### Data in this exercise
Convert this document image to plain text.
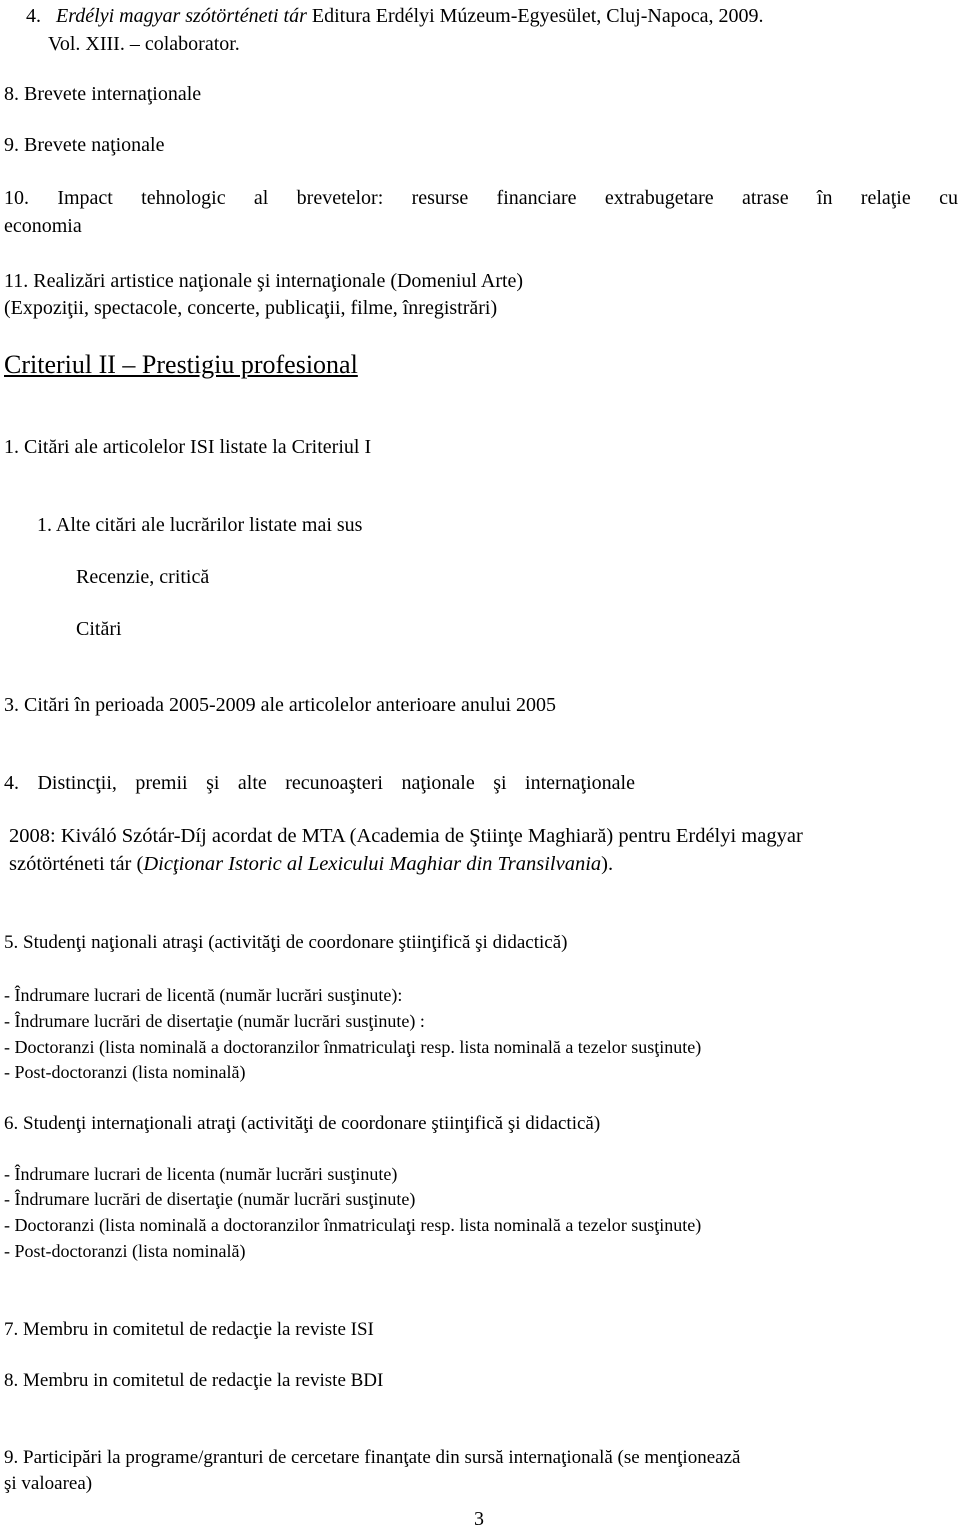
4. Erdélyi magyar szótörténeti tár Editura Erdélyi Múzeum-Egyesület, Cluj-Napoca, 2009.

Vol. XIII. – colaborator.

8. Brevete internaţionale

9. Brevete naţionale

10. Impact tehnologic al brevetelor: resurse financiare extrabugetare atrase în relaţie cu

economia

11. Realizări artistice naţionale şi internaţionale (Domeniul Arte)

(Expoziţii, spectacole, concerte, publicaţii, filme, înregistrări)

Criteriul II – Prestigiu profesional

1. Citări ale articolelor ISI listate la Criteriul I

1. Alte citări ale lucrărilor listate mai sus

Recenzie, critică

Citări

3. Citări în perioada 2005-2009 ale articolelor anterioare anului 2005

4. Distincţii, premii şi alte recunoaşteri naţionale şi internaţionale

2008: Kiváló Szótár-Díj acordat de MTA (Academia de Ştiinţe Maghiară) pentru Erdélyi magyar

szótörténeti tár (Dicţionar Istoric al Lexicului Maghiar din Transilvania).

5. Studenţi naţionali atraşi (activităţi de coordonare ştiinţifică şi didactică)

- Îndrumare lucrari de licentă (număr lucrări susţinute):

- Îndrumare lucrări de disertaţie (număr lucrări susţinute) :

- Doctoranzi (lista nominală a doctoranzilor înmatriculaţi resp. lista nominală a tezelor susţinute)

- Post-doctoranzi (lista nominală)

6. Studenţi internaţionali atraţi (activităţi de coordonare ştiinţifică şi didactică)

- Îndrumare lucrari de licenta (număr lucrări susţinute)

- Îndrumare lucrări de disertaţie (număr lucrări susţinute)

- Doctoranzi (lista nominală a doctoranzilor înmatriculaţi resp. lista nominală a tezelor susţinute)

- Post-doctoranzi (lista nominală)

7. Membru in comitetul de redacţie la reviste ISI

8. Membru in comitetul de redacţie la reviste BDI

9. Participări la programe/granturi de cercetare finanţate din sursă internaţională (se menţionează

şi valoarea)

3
...
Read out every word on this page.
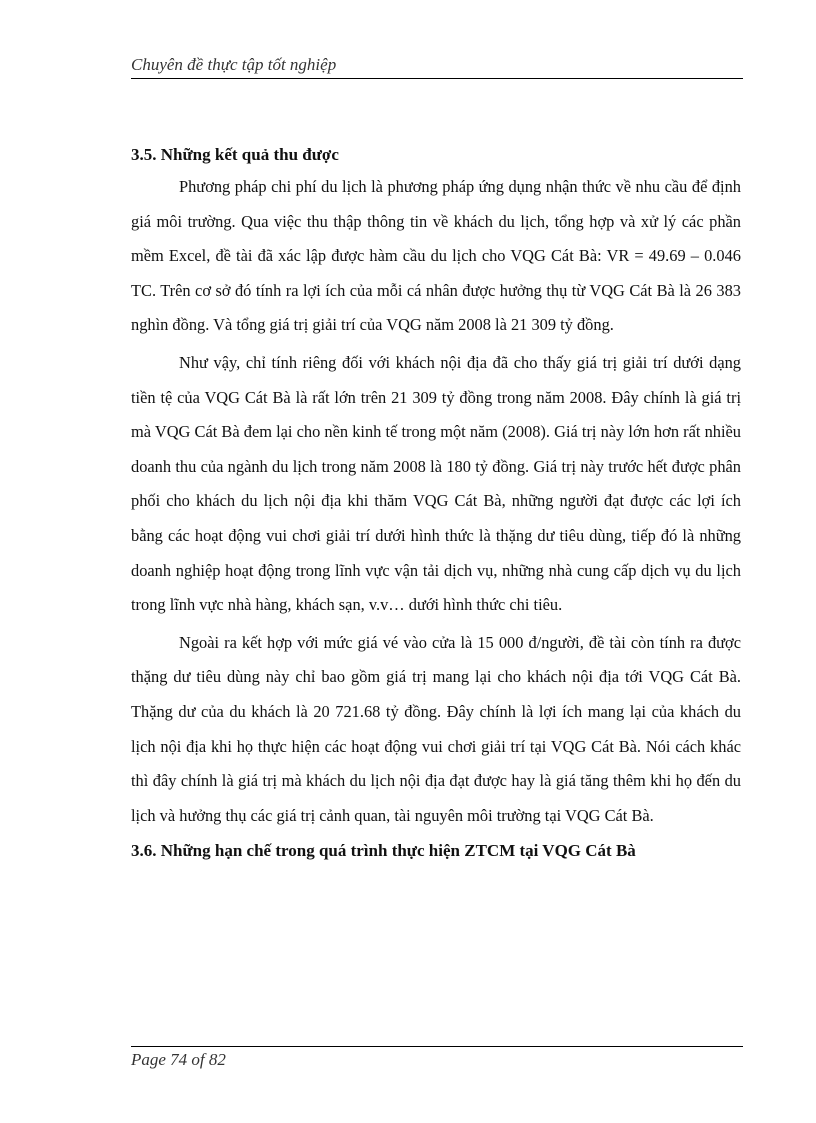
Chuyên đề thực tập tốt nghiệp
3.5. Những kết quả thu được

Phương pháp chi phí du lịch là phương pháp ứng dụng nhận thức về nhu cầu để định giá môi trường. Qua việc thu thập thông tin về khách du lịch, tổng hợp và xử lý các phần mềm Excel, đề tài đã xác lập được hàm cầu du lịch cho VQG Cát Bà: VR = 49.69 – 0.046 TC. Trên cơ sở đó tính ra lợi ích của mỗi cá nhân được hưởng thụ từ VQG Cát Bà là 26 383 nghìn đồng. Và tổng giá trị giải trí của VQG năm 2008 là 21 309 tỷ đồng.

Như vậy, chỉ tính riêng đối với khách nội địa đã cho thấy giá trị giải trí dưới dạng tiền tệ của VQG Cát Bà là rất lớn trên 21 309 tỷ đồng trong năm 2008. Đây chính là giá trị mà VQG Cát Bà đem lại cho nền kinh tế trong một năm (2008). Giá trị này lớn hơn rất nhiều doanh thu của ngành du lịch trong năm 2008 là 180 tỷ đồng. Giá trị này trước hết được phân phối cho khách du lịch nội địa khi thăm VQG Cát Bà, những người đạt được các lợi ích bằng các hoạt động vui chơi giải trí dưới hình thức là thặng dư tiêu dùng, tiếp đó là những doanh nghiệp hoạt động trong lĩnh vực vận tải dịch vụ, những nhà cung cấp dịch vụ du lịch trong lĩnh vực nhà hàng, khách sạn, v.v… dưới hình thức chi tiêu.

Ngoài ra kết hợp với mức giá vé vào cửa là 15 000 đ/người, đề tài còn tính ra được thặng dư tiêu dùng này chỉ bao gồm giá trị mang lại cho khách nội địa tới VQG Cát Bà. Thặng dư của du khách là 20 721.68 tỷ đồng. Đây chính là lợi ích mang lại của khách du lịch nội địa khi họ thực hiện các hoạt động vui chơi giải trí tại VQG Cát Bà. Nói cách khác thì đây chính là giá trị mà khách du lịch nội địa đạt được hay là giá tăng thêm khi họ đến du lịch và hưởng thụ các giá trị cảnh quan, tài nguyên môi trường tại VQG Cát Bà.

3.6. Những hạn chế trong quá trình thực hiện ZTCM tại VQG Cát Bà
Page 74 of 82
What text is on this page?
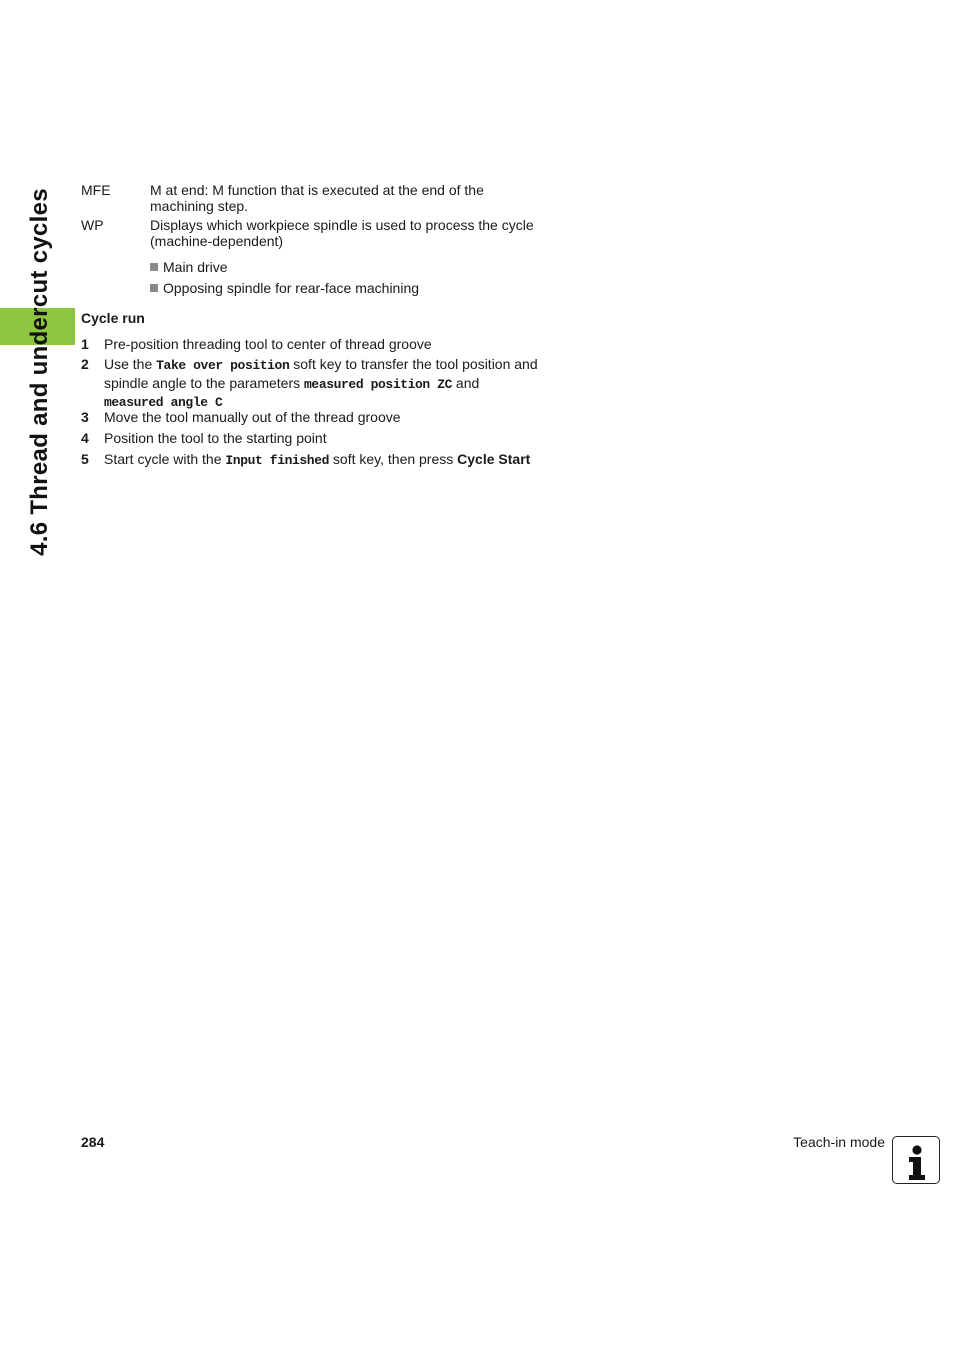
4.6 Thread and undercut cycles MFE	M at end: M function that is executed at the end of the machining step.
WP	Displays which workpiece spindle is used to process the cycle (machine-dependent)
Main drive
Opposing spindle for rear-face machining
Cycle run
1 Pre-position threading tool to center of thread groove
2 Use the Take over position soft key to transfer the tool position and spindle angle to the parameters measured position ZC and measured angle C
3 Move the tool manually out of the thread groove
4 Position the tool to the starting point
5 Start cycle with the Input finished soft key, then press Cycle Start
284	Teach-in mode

### Your goal
All lines holding the word "tool" should be picked out and copied.

### Exercise solution
1 Pre-position threading tool to center of thread groove
2 Use the Take over position soft key to transfer the tool position and spindle angle to the parameters measured position ZC and measured angle C
3 Move the tool manually out of the thread groove
4 Position the tool to the starting point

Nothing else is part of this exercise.